• _What is being asked_: Comb through the entries for "JSON" and pull out each line that holds it.

• _Data shown_:
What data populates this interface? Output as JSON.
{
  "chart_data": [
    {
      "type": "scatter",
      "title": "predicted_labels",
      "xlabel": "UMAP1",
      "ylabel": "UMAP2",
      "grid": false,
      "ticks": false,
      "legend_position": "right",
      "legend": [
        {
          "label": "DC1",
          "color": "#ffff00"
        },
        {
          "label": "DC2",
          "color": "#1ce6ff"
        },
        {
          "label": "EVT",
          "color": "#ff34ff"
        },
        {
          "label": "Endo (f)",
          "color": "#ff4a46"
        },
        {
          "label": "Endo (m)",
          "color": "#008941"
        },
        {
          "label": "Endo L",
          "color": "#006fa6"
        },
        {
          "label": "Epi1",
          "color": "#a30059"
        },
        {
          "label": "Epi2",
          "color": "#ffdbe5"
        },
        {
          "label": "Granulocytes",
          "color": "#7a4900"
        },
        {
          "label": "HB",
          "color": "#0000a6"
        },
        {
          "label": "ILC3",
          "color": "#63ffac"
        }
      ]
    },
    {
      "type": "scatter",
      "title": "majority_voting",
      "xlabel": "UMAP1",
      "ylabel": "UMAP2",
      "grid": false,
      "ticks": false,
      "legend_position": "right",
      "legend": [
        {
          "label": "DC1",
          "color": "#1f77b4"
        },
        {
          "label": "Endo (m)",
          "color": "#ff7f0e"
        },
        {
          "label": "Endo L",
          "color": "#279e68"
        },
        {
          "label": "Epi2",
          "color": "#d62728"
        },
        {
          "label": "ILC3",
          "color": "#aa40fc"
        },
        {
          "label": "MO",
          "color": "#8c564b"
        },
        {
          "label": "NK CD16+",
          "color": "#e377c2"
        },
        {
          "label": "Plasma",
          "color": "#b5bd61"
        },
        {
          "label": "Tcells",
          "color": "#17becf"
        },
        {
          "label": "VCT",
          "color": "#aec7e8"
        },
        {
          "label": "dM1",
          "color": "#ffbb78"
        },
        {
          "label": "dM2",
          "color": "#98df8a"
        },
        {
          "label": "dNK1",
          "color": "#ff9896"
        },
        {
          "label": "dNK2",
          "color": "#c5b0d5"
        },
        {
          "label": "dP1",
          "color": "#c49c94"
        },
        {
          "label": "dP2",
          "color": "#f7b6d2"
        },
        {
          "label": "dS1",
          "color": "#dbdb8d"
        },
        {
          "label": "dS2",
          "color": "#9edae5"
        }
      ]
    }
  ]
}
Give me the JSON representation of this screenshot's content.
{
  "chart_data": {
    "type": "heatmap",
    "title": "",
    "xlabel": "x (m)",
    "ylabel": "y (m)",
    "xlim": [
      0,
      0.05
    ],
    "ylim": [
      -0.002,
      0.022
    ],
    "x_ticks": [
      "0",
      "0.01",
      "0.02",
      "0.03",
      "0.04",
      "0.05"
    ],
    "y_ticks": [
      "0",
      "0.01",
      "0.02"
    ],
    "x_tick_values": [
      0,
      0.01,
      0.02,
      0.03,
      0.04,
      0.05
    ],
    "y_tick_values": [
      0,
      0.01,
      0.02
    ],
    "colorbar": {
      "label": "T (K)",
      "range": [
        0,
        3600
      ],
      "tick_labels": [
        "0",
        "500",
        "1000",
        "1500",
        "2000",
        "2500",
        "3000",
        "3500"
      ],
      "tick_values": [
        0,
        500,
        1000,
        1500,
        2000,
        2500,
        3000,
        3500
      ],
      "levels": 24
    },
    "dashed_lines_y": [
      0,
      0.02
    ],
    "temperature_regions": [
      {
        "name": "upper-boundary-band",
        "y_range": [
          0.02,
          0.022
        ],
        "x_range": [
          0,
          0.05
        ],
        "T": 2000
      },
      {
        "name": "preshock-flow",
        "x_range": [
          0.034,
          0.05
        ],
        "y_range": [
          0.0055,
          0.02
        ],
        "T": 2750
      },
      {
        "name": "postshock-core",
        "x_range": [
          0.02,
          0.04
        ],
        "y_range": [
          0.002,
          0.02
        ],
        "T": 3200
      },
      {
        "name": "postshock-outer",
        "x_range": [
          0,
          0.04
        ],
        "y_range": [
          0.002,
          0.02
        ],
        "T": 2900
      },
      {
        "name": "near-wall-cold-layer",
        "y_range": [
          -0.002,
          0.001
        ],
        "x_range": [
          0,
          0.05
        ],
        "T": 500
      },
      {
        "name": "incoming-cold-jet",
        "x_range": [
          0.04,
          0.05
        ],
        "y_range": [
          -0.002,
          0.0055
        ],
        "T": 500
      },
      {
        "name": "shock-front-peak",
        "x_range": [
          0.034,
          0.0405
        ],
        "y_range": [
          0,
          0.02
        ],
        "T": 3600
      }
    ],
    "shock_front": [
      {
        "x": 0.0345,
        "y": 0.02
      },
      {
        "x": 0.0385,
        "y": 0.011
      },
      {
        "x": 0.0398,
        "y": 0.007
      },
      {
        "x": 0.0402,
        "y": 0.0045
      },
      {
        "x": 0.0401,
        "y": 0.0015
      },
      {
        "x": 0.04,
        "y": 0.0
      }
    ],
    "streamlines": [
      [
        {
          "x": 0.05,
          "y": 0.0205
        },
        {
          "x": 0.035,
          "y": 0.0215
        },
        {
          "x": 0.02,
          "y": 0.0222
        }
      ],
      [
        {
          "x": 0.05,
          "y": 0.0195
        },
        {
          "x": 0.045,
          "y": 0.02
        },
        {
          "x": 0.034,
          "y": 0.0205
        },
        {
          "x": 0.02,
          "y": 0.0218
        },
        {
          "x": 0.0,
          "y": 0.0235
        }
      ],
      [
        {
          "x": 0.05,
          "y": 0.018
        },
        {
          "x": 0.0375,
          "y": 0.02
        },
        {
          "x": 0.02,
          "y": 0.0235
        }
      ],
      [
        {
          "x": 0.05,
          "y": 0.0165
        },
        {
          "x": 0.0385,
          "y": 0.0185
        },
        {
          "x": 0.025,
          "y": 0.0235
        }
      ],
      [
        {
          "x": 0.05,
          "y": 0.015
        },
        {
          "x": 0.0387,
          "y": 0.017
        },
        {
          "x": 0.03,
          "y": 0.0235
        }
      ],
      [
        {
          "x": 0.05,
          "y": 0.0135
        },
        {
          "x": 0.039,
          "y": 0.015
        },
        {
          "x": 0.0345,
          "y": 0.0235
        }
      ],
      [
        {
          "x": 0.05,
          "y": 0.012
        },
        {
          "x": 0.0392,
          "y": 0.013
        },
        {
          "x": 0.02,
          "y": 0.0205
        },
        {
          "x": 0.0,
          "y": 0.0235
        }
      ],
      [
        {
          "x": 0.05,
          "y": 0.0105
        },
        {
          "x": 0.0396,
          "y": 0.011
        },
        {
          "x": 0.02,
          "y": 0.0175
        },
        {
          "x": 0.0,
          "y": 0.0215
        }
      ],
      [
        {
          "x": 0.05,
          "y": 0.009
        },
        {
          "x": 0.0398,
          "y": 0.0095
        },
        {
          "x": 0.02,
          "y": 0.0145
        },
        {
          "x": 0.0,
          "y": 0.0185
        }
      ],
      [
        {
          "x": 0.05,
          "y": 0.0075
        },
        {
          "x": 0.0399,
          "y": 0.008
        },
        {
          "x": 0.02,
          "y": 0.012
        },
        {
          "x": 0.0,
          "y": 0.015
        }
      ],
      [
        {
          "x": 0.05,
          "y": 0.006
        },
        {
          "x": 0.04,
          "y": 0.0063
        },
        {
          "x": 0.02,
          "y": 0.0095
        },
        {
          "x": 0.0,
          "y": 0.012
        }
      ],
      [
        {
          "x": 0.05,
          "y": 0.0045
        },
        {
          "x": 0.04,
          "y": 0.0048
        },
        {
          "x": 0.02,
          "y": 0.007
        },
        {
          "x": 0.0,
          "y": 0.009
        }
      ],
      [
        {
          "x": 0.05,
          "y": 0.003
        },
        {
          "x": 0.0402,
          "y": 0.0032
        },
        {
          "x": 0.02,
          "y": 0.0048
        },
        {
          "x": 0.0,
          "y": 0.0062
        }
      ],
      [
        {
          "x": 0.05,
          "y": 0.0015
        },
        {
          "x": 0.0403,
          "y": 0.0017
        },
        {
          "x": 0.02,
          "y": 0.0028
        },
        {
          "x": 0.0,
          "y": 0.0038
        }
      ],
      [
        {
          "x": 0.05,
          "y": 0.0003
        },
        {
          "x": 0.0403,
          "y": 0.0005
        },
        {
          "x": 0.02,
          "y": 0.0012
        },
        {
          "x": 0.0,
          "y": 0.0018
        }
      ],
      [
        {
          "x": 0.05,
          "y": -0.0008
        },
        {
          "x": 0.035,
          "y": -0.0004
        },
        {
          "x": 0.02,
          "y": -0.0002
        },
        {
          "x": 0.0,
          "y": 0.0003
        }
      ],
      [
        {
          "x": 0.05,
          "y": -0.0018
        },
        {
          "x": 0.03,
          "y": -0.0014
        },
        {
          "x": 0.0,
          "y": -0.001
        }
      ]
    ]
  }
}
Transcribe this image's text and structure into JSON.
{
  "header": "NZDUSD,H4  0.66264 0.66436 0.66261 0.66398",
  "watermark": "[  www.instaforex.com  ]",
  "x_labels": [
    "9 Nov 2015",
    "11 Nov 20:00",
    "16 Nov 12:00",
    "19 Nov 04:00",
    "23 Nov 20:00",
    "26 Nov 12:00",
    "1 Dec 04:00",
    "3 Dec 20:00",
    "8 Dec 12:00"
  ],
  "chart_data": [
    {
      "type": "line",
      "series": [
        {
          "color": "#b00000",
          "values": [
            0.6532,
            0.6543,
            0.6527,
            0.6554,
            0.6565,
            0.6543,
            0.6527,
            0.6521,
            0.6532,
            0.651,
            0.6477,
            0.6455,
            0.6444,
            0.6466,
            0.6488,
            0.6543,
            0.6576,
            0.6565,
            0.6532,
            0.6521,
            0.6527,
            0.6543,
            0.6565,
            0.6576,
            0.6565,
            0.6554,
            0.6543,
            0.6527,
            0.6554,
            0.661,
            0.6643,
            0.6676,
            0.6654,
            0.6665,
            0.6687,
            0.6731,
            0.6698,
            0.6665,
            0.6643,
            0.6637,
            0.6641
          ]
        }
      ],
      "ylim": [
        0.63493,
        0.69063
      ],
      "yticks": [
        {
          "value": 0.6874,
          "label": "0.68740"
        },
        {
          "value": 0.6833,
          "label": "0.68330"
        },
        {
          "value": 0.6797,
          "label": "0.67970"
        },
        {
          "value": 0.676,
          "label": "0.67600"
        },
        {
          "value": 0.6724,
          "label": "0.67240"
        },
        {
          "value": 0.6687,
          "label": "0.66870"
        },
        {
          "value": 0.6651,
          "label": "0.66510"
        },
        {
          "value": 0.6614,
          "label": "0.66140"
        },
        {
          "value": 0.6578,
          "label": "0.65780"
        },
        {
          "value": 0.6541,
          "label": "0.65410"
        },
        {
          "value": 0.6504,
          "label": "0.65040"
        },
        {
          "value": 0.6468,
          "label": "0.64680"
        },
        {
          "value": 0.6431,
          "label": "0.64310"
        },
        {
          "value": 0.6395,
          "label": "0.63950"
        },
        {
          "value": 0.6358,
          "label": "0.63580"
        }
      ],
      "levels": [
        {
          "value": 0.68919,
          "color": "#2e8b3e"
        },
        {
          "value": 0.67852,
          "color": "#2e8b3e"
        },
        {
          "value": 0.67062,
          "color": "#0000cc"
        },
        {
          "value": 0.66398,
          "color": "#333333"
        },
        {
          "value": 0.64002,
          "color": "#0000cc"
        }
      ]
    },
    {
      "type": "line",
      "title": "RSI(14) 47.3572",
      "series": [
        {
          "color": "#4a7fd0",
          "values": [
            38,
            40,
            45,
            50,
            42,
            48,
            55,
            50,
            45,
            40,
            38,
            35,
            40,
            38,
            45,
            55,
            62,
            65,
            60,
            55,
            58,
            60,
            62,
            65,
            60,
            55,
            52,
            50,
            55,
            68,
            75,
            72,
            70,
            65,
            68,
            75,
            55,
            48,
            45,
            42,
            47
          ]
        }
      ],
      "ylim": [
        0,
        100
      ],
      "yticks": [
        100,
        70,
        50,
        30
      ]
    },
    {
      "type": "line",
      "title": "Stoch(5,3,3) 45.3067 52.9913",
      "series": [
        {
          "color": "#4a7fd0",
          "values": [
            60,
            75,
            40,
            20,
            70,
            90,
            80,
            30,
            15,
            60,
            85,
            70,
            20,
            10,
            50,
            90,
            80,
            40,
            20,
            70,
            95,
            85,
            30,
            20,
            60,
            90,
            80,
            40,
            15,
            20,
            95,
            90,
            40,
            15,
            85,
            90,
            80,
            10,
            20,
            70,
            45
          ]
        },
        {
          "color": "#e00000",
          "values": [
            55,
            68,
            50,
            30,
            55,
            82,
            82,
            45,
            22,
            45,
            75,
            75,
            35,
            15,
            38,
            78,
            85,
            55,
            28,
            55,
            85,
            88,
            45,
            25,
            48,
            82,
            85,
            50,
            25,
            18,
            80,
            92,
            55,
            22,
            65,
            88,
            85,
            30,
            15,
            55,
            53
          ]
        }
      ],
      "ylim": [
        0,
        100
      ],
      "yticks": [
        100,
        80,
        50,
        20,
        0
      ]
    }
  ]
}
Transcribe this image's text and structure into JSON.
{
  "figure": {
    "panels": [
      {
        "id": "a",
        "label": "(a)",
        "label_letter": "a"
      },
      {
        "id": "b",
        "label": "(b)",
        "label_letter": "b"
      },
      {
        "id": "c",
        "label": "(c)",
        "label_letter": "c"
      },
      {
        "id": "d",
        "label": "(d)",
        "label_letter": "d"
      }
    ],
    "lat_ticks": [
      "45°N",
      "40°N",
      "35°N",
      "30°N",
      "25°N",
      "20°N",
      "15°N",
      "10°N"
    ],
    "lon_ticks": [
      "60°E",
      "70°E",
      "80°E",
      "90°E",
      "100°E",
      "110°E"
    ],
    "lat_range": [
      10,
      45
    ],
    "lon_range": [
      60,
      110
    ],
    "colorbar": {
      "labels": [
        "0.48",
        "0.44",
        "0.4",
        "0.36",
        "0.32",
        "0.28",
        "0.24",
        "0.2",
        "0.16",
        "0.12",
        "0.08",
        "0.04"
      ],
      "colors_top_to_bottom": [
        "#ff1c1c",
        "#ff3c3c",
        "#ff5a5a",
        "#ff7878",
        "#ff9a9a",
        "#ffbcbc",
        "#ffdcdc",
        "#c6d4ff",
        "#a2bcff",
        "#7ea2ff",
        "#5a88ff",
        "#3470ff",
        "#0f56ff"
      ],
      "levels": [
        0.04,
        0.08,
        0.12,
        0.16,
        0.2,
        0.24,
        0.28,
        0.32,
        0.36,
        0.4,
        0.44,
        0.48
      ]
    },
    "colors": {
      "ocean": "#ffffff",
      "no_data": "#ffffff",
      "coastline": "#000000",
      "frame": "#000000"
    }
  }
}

• _The completed task_:
What data populates this interface? Output as JSON.
Give me the JSON representation of this screenshot's content.
Transcribe this image's text and structure into JSON.
Transcribe this image's text and structure into JSON.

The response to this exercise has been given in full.